• Available records:
=-=-=-=-=
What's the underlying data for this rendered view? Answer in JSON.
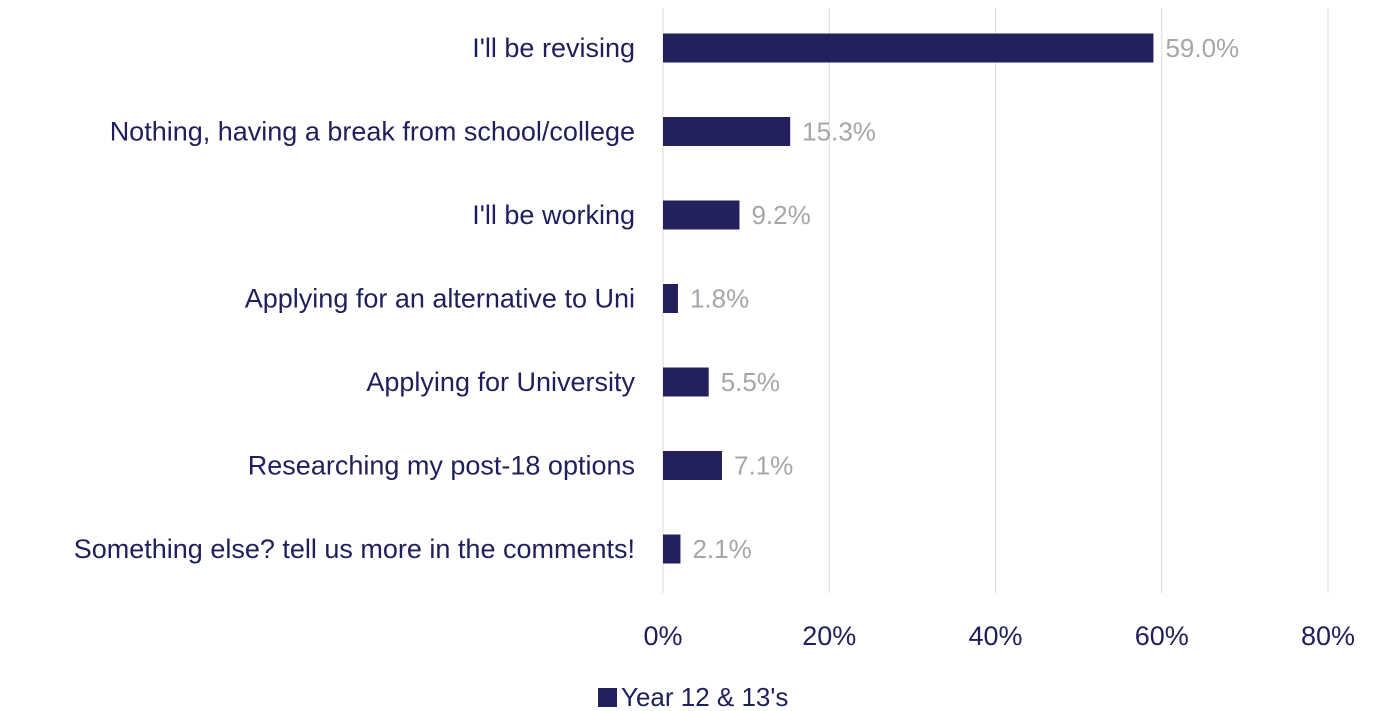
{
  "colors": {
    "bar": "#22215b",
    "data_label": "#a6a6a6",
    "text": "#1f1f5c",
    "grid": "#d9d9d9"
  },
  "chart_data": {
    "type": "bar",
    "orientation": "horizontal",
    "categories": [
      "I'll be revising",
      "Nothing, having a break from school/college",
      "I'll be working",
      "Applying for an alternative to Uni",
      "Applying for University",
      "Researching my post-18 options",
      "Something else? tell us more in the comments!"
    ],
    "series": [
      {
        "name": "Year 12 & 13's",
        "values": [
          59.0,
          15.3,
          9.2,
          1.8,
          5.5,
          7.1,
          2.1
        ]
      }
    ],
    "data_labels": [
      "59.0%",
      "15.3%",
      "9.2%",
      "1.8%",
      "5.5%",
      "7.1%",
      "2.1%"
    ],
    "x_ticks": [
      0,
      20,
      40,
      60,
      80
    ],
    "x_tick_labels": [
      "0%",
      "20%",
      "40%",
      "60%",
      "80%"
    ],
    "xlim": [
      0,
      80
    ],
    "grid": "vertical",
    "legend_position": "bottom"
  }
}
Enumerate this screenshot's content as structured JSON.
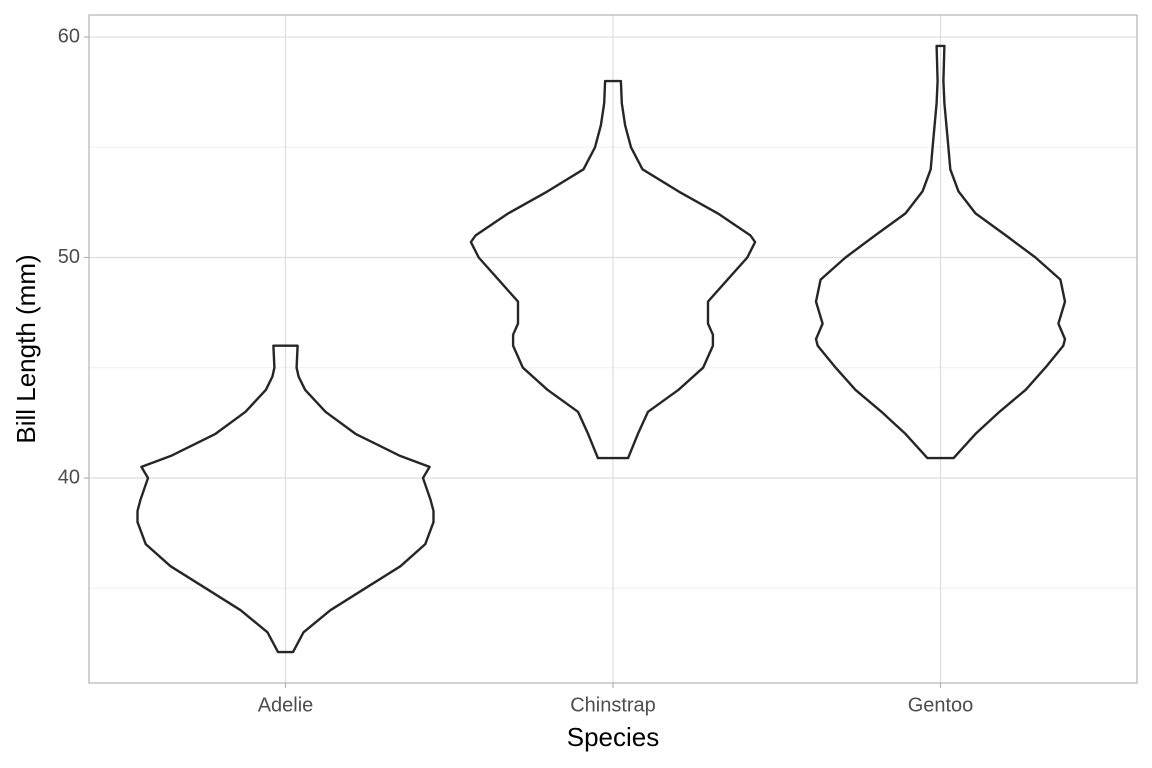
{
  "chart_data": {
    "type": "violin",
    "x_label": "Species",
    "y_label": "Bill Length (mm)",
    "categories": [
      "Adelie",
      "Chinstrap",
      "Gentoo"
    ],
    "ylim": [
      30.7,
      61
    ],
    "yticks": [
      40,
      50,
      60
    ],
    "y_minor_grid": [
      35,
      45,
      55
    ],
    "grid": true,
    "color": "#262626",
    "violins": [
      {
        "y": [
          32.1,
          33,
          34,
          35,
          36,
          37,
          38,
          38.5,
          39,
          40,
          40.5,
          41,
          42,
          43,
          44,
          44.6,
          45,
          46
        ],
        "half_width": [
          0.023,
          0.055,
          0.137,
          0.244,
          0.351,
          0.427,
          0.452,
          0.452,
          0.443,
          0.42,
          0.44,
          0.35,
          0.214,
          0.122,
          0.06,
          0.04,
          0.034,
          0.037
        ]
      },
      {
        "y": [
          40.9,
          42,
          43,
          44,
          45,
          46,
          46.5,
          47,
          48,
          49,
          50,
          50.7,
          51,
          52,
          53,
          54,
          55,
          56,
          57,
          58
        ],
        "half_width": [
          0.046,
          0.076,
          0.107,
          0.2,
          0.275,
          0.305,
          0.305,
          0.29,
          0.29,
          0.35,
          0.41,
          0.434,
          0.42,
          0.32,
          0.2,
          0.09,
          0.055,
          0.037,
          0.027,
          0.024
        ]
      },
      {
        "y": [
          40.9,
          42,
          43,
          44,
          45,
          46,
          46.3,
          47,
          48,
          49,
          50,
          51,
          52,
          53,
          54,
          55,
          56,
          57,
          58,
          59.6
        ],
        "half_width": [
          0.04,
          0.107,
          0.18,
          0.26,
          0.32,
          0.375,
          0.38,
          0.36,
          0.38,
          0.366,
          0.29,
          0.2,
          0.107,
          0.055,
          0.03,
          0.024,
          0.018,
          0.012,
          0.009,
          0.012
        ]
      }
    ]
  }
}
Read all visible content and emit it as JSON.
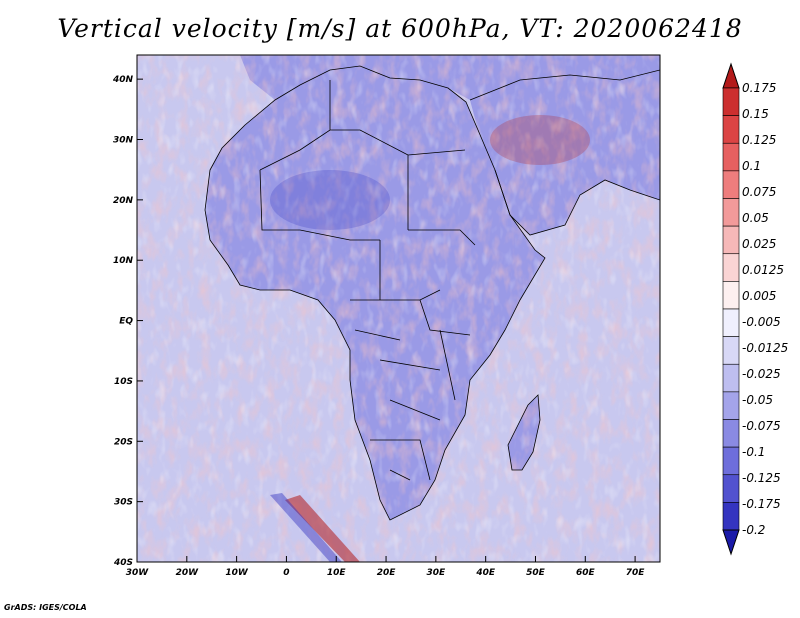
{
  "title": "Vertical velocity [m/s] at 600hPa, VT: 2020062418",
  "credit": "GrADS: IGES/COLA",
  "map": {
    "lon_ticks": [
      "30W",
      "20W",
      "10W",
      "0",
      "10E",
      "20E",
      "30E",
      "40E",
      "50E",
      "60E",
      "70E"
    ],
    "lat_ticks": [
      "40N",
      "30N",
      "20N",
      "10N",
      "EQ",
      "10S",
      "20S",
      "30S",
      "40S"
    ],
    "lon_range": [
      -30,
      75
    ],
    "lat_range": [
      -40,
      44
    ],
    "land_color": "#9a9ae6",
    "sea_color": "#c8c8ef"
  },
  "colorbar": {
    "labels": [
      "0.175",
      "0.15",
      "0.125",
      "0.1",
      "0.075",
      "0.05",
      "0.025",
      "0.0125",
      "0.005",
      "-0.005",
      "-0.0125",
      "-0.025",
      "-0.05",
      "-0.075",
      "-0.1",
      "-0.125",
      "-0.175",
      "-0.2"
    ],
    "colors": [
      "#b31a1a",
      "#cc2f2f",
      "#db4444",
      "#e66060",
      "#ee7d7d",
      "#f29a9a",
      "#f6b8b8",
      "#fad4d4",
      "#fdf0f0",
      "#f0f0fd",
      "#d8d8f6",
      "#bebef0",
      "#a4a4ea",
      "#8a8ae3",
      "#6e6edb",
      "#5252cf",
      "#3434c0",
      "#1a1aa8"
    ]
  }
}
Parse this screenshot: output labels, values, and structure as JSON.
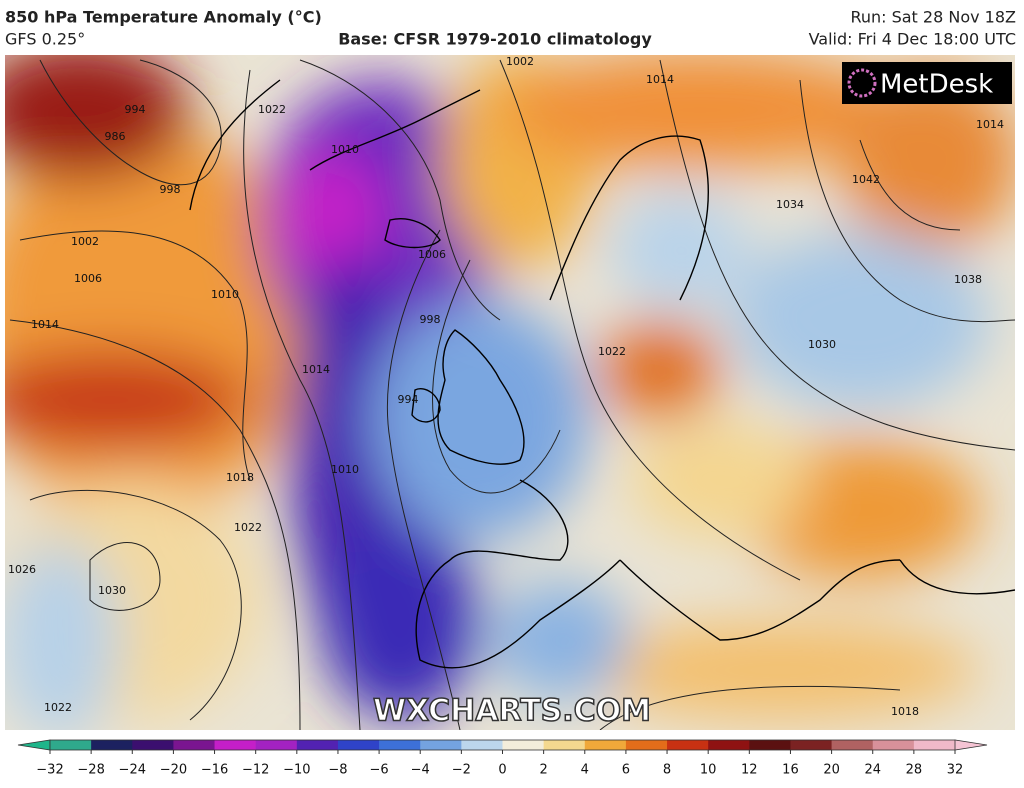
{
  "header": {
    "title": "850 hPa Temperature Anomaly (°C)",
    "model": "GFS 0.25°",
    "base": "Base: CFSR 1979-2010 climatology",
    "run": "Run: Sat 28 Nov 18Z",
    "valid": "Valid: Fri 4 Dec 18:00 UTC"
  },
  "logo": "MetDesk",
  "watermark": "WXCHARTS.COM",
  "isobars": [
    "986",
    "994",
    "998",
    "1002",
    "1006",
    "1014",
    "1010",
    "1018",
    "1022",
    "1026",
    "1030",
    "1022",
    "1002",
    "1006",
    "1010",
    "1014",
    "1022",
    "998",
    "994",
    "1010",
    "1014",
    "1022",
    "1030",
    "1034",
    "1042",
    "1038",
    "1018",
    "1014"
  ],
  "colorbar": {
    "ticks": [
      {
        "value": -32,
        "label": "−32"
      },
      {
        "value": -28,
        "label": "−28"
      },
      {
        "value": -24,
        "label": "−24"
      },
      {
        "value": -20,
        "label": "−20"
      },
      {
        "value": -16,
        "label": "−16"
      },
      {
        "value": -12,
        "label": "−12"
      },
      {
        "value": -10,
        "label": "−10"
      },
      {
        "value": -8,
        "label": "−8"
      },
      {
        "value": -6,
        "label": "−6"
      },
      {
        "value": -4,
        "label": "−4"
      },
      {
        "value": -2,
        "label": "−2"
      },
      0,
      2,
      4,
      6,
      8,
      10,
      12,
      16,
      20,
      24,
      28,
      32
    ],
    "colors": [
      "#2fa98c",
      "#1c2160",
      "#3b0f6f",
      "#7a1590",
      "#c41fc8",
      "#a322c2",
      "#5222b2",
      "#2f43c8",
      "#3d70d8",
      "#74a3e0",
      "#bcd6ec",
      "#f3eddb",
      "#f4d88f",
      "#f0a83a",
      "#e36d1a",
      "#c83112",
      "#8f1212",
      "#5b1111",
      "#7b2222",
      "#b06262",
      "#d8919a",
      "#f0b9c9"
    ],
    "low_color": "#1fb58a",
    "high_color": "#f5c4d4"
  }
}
=-=-=-=-=
• Prompt: Report how many lines in this data include the string "values", and nothing else.

• Result below: 2